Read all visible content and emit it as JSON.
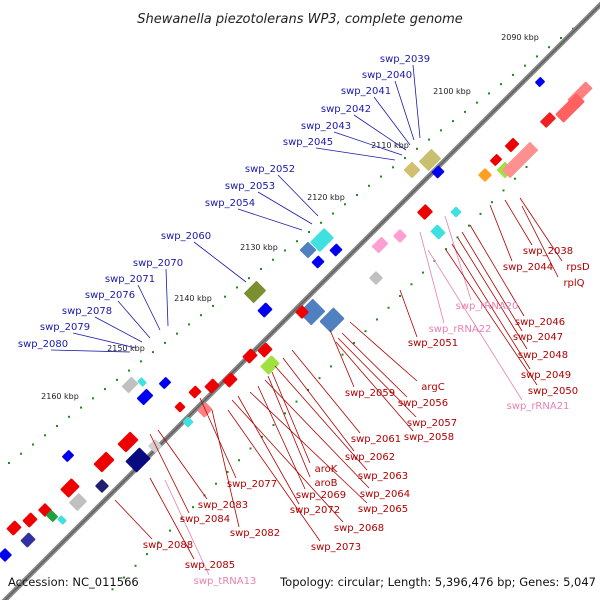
{
  "title": "Shewanella piezotolerans WP3, complete genome",
  "footer": {
    "accession": "Accession: NC_011566",
    "summary": "Topology: circular; Length: 5,396,476 bp; Genes: 5,047"
  },
  "kbp_ticks": [
    "2090 kbp",
    "2100 kbp",
    "2110 kbp",
    "2120 kbp",
    "2130 kbp",
    "2140 kbp",
    "2150 kbp",
    "2160 kbp"
  ],
  "outer_labels": [
    "swp_2039",
    "swp_2040",
    "swp_2041",
    "swp_2042",
    "swp_2043",
    "swp_2045",
    "swp_2052",
    "swp_2053",
    "swp_2054",
    "swp_2060",
    "swp_2070",
    "swp_2071",
    "swp_2076",
    "swp_2078",
    "swp_2079",
    "swp_2080"
  ],
  "inner_labels": [
    "swp_2038",
    "rpsD",
    "swp_2044",
    "rplQ",
    "swp_rRNA20",
    "swp_2046",
    "swp_rRNA22",
    "swp_2047",
    "swp_2051",
    "swp_2048",
    "swp_2049",
    "swp_2050",
    "swp_rRNA21",
    "argC",
    "swp_2059",
    "swp_2056",
    "swp_2057",
    "swp_2058",
    "swp_2061",
    "swp_2062",
    "swp_2063",
    "aroK",
    "aroB",
    "swp_2077",
    "swp_2064",
    "swp_2069",
    "swp_2065",
    "swp_2072",
    "swp_2068",
    "swp_2083",
    "swp_2084",
    "swp_2082",
    "swp_2073",
    "swp_2088",
    "swp_2085",
    "swp_tRNA13"
  ],
  "colors": {
    "backbone": "#7a7a7a",
    "forward_gene": "#0000ee",
    "reverse_gene": "#ee0000",
    "rRNA": "#ff9ed0",
    "tRNA": "#40e0e0",
    "tick": "#1e8a1e",
    "label_forward": "#1a1aa8",
    "label_reverse": "#b00000",
    "label_rna": "#e880b0"
  }
}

____

__TASK OBJECTIVE__
Set down each entry above word for word, without its pictures.

__EXPECTED ANSWER__
Read all visible content and emit it as JSON.
{
  "title": "Shewanella piezotolerans WP3, complete genome",
  "footer": {
    "accession": "Accession: NC_011566",
    "summary": "Topology: circular; Length: 5,396,476 bp; Genes: 5,047"
  },
  "kbp_ticks": [
    "2090 kbp",
    "2100 kbp",
    "2110 kbp",
    "2120 kbp",
    "2130 kbp",
    "2140 kbp",
    "2150 kbp",
    "2160 kbp"
  ],
  "outer_labels": [
    "swp_2039",
    "swp_2040",
    "swp_2041",
    "swp_2042",
    "swp_2043",
    "swp_2045",
    "swp_2052",
    "swp_2053",
    "swp_2054",
    "swp_2060",
    "swp_2070",
    "swp_2071",
    "swp_2076",
    "swp_2078",
    "swp_2079",
    "swp_2080"
  ],
  "inner_labels": [
    "swp_2038",
    "rpsD",
    "swp_2044",
    "rplQ",
    "swp_rRNA20",
    "swp_2046",
    "swp_rRNA22",
    "swp_2047",
    "swp_2051",
    "swp_2048",
    "swp_2049",
    "swp_2050",
    "swp_rRNA21",
    "argC",
    "swp_2059",
    "swp_2056",
    "swp_2057",
    "swp_2058",
    "swp_2061",
    "swp_2062",
    "swp_2063",
    "aroK",
    "aroB",
    "swp_2077",
    "swp_2064",
    "swp_2069",
    "swp_2065",
    "swp_2072",
    "swp_2068",
    "swp_2083",
    "swp_2084",
    "swp_2082",
    "swp_2073",
    "swp_2088",
    "swp_2085",
    "swp_tRNA13"
  ],
  "colors": {
    "backbone": "#7a7a7a",
    "forward_gene": "#0000ee",
    "reverse_gene": "#ee0000",
    "rRNA": "#ff9ed0",
    "tRNA": "#40e0e0",
    "tick": "#1e8a1e",
    "label_forward": "#1a1aa8",
    "label_reverse": "#b00000",
    "label_rna": "#e880b0"
  }
}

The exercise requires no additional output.